Stored data entries:
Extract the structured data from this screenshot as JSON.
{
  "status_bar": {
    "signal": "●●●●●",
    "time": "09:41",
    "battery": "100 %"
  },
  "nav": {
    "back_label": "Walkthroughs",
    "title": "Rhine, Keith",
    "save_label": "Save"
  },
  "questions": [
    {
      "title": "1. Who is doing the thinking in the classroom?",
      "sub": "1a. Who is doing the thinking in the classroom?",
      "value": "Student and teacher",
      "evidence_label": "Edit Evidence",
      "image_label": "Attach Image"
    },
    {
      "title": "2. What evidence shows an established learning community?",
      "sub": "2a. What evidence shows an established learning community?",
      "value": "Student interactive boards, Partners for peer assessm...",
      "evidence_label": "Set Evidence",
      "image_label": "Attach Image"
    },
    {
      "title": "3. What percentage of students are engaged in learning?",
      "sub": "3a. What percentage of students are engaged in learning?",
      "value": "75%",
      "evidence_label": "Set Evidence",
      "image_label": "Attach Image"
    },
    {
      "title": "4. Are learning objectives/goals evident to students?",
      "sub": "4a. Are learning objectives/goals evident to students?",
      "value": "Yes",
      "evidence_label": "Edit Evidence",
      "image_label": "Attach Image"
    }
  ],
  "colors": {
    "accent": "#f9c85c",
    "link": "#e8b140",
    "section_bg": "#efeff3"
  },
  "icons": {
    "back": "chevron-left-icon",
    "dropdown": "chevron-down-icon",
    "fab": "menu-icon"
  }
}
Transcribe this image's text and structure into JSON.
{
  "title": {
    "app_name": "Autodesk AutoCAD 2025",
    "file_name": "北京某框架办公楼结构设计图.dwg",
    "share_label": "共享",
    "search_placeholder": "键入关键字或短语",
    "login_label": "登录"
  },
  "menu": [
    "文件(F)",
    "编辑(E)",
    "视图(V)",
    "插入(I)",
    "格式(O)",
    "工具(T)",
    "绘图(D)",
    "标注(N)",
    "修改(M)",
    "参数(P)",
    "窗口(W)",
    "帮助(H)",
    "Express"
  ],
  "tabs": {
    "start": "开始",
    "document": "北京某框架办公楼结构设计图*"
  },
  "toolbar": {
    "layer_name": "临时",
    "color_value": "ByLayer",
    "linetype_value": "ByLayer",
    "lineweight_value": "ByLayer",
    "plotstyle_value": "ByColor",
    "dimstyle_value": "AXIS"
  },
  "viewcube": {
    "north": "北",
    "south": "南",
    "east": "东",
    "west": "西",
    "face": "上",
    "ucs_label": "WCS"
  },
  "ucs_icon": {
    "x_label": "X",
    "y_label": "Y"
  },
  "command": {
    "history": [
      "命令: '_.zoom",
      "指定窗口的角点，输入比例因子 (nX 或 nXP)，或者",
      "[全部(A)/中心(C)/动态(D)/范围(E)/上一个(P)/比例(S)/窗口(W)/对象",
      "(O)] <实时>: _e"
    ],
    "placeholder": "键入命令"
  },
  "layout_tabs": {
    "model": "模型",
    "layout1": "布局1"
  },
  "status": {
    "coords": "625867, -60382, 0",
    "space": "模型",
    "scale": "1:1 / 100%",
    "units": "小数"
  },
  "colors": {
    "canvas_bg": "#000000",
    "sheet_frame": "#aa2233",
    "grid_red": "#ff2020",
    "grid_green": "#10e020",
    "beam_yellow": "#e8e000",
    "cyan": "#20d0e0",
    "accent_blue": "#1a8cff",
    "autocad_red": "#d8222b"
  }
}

* [WHAT YOU ARE ASKED TO DO]:
Show the lines that mention the word "shows".

* [COMPLETED TASK]:
      "title": "2. What evidence shows an established learning community?",
      "sub": "2a. What evidence shows an established learning community?",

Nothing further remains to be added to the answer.